Written problem —
Leave out the pictures, then reproduce the rest of the material exactly.
[Begin]
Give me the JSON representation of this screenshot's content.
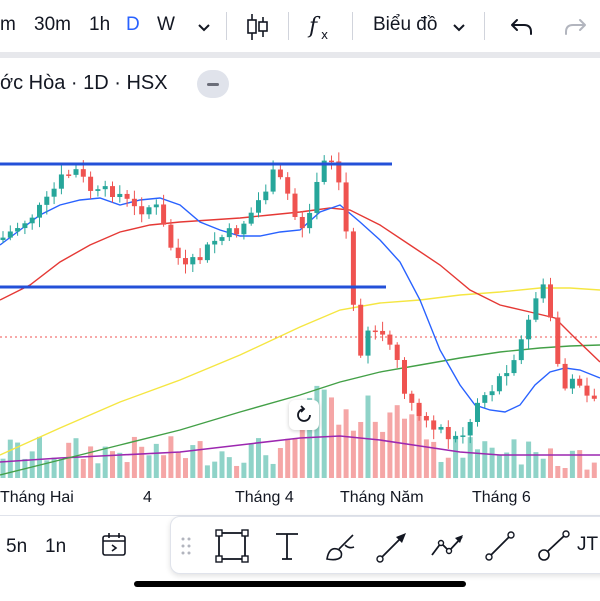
{
  "toolbar": {
    "intervals": [
      "m",
      "30m",
      "1h",
      "D",
      "W"
    ],
    "active_interval": "D",
    "chart_menu_label": "Biểu đồ",
    "icons": [
      "chevron-down-icon",
      "candles-icon",
      "indicators-icon",
      "undo-icon",
      "redo-icon"
    ]
  },
  "legend": {
    "text": "ớc Hòa · 1D · HSX"
  },
  "chart": {
    "x_labels": [
      "Tháng Hai",
      "4",
      "Tháng 4",
      "Tháng Năm",
      "Tháng 6"
    ],
    "colors": {
      "up": "#26a69a",
      "down": "#ef5350",
      "vol_up": "#8fd3c8",
      "vol_down": "#f5a6a6",
      "ma_blue": "#2962ff",
      "ma_red": "#e53935",
      "ma_yellow": "#f5e642",
      "ma_green": "#43a047",
      "ma_purple": "#9c27b0",
      "trend_line": "#2350d8"
    }
  },
  "bottom": {
    "ranges": [
      "5n",
      "1n"
    ],
    "cut_label": "JT",
    "icons": [
      "calendar-range-icon",
      "drag-handle-icon",
      "rectangle-tool-icon",
      "text-tool-icon",
      "brush-tool-icon",
      "arrow-tool-icon",
      "path-tool-icon",
      "trend-line-tool-icon",
      "ray-tool-icon"
    ]
  }
}
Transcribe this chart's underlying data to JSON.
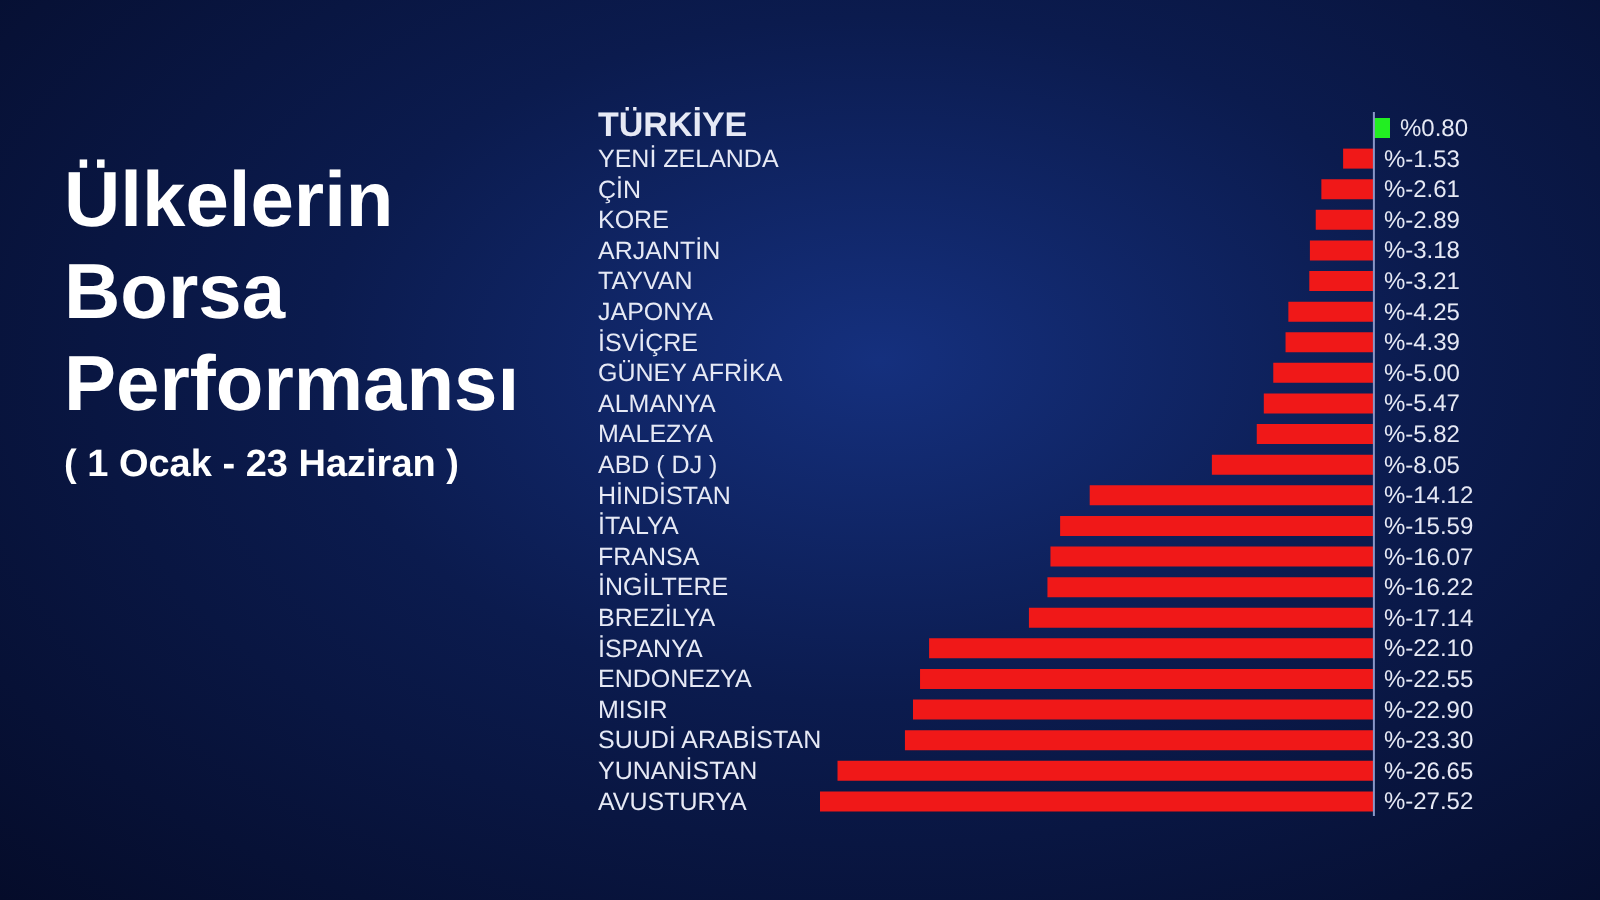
{
  "chart_data": {
    "type": "bar",
    "orientation": "horizontal",
    "title": "Ülkelerin Borsa Performansı",
    "subtitle": "( 1 Ocak - 23 Haziran )",
    "categories": [
      "TÜRKİYE",
      "YENİ ZELANDA",
      "ÇİN",
      "KORE",
      "ARJANTİN",
      "TAYVAN",
      "JAPONYA",
      "İSVİÇRE",
      "GÜNEY AFRİKA",
      "ALMANYA",
      "MALEZYA",
      "ABD ( DJ )",
      "HİNDİSTAN",
      "İTALYA",
      "FRANSA",
      "İNGİLTERE",
      "BREZİLYA",
      "İSPANYA",
      "ENDONEZYA",
      "MISIR",
      "SUUDİ ARABİSTAN",
      "YUNANİSTAN",
      "AVUSTURYA"
    ],
    "values": [
      0.8,
      -1.53,
      -2.61,
      -2.89,
      -3.18,
      -3.21,
      -4.25,
      -4.39,
      -5.0,
      -5.47,
      -5.82,
      -8.05,
      -14.12,
      -15.59,
      -16.07,
      -16.22,
      -17.14,
      -22.1,
      -22.55,
      -22.9,
      -23.3,
      -26.65,
      -27.52
    ],
    "value_labels": [
      "%0.80",
      "%-1.53",
      "%-2.61",
      "%-2.89",
      "%-3.18",
      "%-3.21",
      "%-4.25",
      "%-4.39",
      "%-5.00",
      "%-5.47",
      "%-5.82",
      "%-8.05",
      "%-14.12",
      "%-15.59",
      "%-16.07",
      "%-16.22",
      "%-17.14",
      "%-22.10",
      "%-22.55",
      "%-22.90",
      "%-23.30",
      "%-26.65",
      "%-27.52"
    ],
    "colors": [
      "#22ee22",
      "#f01818",
      "#f01818",
      "#f01818",
      "#f01818",
      "#f01818",
      "#f01818",
      "#f01818",
      "#f01818",
      "#f01818",
      "#f01818",
      "#f01818",
      "#f01818",
      "#f01818",
      "#f01818",
      "#f01818",
      "#f01818",
      "#f01818",
      "#f01818",
      "#f01818",
      "#f01818",
      "#f01818",
      "#f01818"
    ],
    "ref_lines": [
      {
        "axis": "x",
        "value": 0,
        "color": "#8a97c8"
      }
    ]
  }
}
[End]
Output for this task —
Give me the JSON representation of this screenshot's content.
{
  "toolbar": {
    "intervals": [
      "m",
      "30m",
      "1h",
      "D",
      "W"
    ],
    "active_interval": "D",
    "chart_menu_label": "Biểu đồ",
    "icons": [
      "chevron-down-icon",
      "candles-icon",
      "indicators-icon",
      "undo-icon",
      "redo-icon"
    ]
  },
  "legend": {
    "text": "ớc Hòa · 1D · HSX"
  },
  "chart": {
    "x_labels": [
      "Tháng Hai",
      "4",
      "Tháng 4",
      "Tháng Năm",
      "Tháng 6"
    ],
    "colors": {
      "up": "#26a69a",
      "down": "#ef5350",
      "vol_up": "#8fd3c8",
      "vol_down": "#f5a6a6",
      "ma_blue": "#2962ff",
      "ma_red": "#e53935",
      "ma_yellow": "#f5e642",
      "ma_green": "#43a047",
      "ma_purple": "#9c27b0",
      "trend_line": "#2350d8"
    }
  },
  "bottom": {
    "ranges": [
      "5n",
      "1n"
    ],
    "cut_label": "JT",
    "icons": [
      "calendar-range-icon",
      "drag-handle-icon",
      "rectangle-tool-icon",
      "text-tool-icon",
      "brush-tool-icon",
      "arrow-tool-icon",
      "path-tool-icon",
      "trend-line-tool-icon",
      "ray-tool-icon"
    ]
  }
}
Transcribe this chart's underlying data to JSON.
{
  "chart_data": {
    "type": "bar",
    "orientation": "horizontal",
    "title": "Ülkelerin Borsa Performansı",
    "subtitle": "( 1 Ocak - 23 Haziran )",
    "categories": [
      "TÜRKİYE",
      "YENİ ZELANDA",
      "ÇİN",
      "KORE",
      "ARJANTİN",
      "TAYVAN",
      "JAPONYA",
      "İSVİÇRE",
      "GÜNEY AFRİKA",
      "ALMANYA",
      "MALEZYA",
      "ABD ( DJ )",
      "HİNDİSTAN",
      "İTALYA",
      "FRANSA",
      "İNGİLTERE",
      "BREZİLYA",
      "İSPANYA",
      "ENDONEZYA",
      "MISIR",
      "SUUDİ ARABİSTAN",
      "YUNANİSTAN",
      "AVUSTURYA"
    ],
    "values": [
      0.8,
      -1.53,
      -2.61,
      -2.89,
      -3.18,
      -3.21,
      -4.25,
      -4.39,
      -5.0,
      -5.47,
      -5.82,
      -8.05,
      -14.12,
      -15.59,
      -16.07,
      -16.22,
      -17.14,
      -22.1,
      -22.55,
      -22.9,
      -23.3,
      -26.65,
      -27.52
    ],
    "value_labels": [
      "%0.80",
      "%-1.53",
      "%-2.61",
      "%-2.89",
      "%-3.18",
      "%-3.21",
      "%-4.25",
      "%-4.39",
      "%-5.00",
      "%-5.47",
      "%-5.82",
      "%-8.05",
      "%-14.12",
      "%-15.59",
      "%-16.07",
      "%-16.22",
      "%-17.14",
      "%-22.10",
      "%-22.55",
      "%-22.90",
      "%-23.30",
      "%-26.65",
      "%-27.52"
    ],
    "colors": [
      "#22ee22",
      "#f01818",
      "#f01818",
      "#f01818",
      "#f01818",
      "#f01818",
      "#f01818",
      "#f01818",
      "#f01818",
      "#f01818",
      "#f01818",
      "#f01818",
      "#f01818",
      "#f01818",
      "#f01818",
      "#f01818",
      "#f01818",
      "#f01818",
      "#f01818",
      "#f01818",
      "#f01818",
      "#f01818",
      "#f01818"
    ],
    "ref_lines": [
      {
        "axis": "x",
        "value": 0,
        "color": "#8a97c8"
      }
    ]
  }
}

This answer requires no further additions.